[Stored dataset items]

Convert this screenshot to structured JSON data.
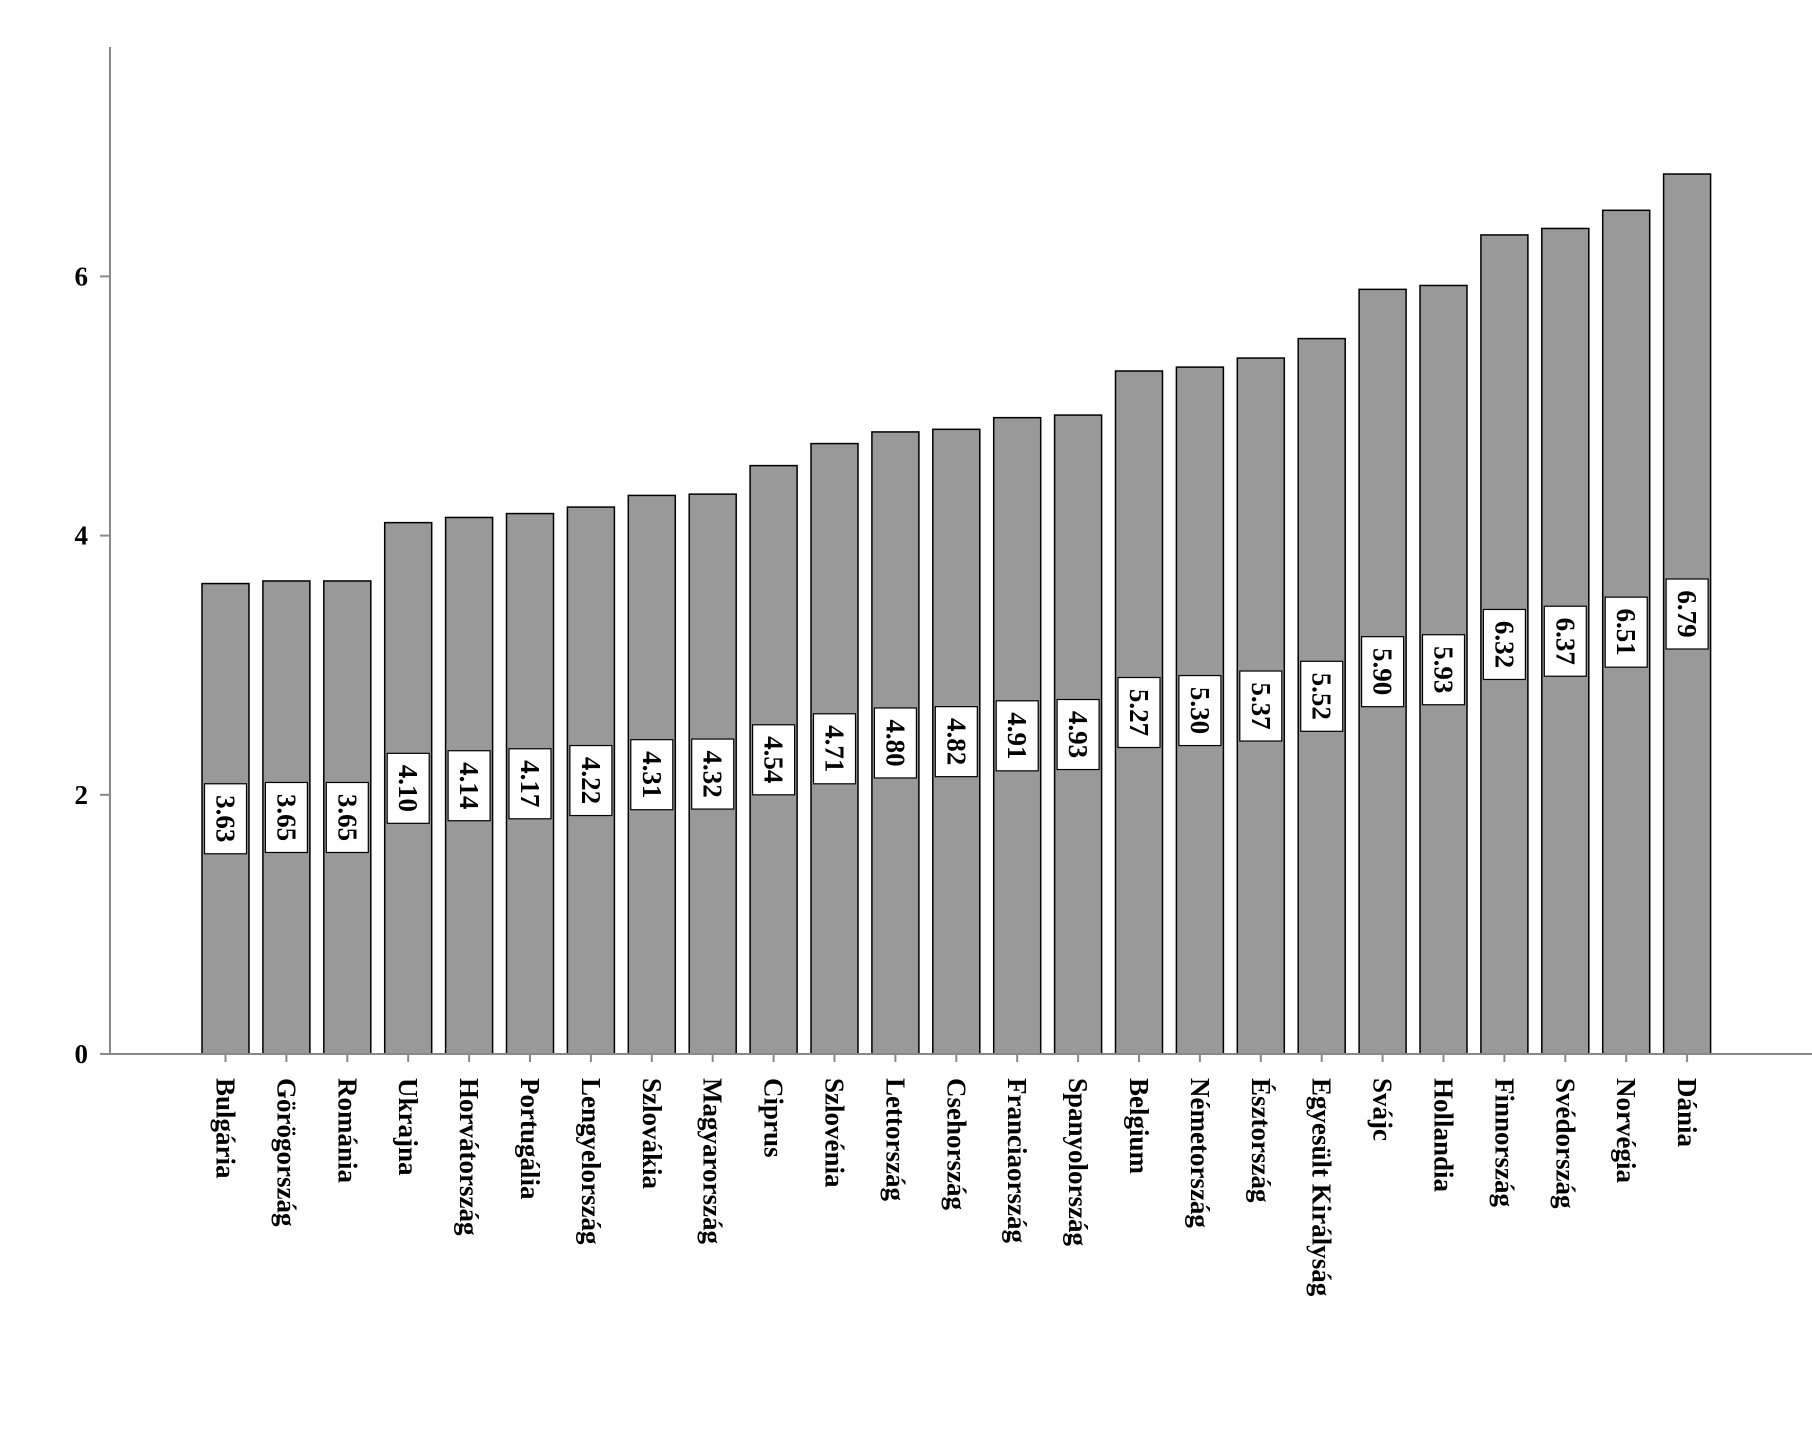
{
  "chart_data": {
    "type": "bar",
    "categories": [
      "Bulgária",
      "Görögország",
      "Románia",
      "Ukrajna",
      "Horvátország",
      "Portugália",
      "Lengyelország",
      "Szlovákia",
      "Magyarország",
      "Ciprus",
      "Szlovénia",
      "Lettország",
      "Csehország",
      "Franciaország",
      "Spanyolország",
      "Belgium",
      "Németország",
      "Észtország",
      "Egyesült Királyság",
      "Svájc",
      "Hollandia",
      "Finnország",
      "Svédország",
      "Norvégia",
      "Dánia"
    ],
    "values": [
      3.63,
      3.65,
      3.65,
      4.1,
      4.14,
      4.17,
      4.22,
      4.31,
      4.32,
      4.54,
      4.71,
      4.8,
      4.82,
      4.91,
      4.93,
      5.27,
      5.3,
      5.37,
      5.52,
      5.9,
      5.93,
      6.32,
      6.37,
      6.51,
      6.79
    ],
    "value_labels": [
      "3.63",
      "3.65",
      "3.65",
      "4.10",
      "4.14",
      "4.17",
      "4.22",
      "4.31",
      "4.32",
      "4.54",
      "4.71",
      "4.80",
      "4.82",
      "4.91",
      "4.93",
      "5.27",
      "5.30",
      "5.37",
      "5.52",
      "5.90",
      "5.93",
      "6.32",
      "6.37",
      "6.51",
      "6.79"
    ],
    "yticks": [
      0,
      2,
      4,
      6
    ],
    "ytick_labels": [
      "0",
      "2",
      "4",
      "6"
    ],
    "ylim": [
      0,
      7.75
    ],
    "title": "",
    "xlabel": "",
    "ylabel": "",
    "grid": false,
    "legend": "none",
    "colors": {
      "bar_fill": "#999999",
      "bar_stroke": "#000000",
      "label_box": "#ffffff",
      "axis": "#888888"
    }
  }
}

▶ [PROBLEM STATEMENT]: Quote all the lines above exactly as given. Do not include the pictures.

▶ [RESULT BELOW]:
Convert this screenshot to structured JSON data.
{
  "chart_data": {
    "type": "bar",
    "categories": [
      "Bulgária",
      "Görögország",
      "Románia",
      "Ukrajna",
      "Horvátország",
      "Portugália",
      "Lengyelország",
      "Szlovákia",
      "Magyarország",
      "Ciprus",
      "Szlovénia",
      "Lettország",
      "Csehország",
      "Franciaország",
      "Spanyolország",
      "Belgium",
      "Németország",
      "Észtország",
      "Egyesült Királyság",
      "Svájc",
      "Hollandia",
      "Finnország",
      "Svédország",
      "Norvégia",
      "Dánia"
    ],
    "values": [
      3.63,
      3.65,
      3.65,
      4.1,
      4.14,
      4.17,
      4.22,
      4.31,
      4.32,
      4.54,
      4.71,
      4.8,
      4.82,
      4.91,
      4.93,
      5.27,
      5.3,
      5.37,
      5.52,
      5.9,
      5.93,
      6.32,
      6.37,
      6.51,
      6.79
    ],
    "value_labels": [
      "3.63",
      "3.65",
      "3.65",
      "4.10",
      "4.14",
      "4.17",
      "4.22",
      "4.31",
      "4.32",
      "4.54",
      "4.71",
      "4.80",
      "4.82",
      "4.91",
      "4.93",
      "5.27",
      "5.30",
      "5.37",
      "5.52",
      "5.90",
      "5.93",
      "6.32",
      "6.37",
      "6.51",
      "6.79"
    ],
    "yticks": [
      0,
      2,
      4,
      6
    ],
    "ytick_labels": [
      "0",
      "2",
      "4",
      "6"
    ],
    "ylim": [
      0,
      7.75
    ],
    "title": "",
    "xlabel": "",
    "ylabel": "",
    "grid": false,
    "legend": "none",
    "colors": {
      "bar_fill": "#999999",
      "bar_stroke": "#000000",
      "label_box": "#ffffff",
      "axis": "#888888"
    }
  }
}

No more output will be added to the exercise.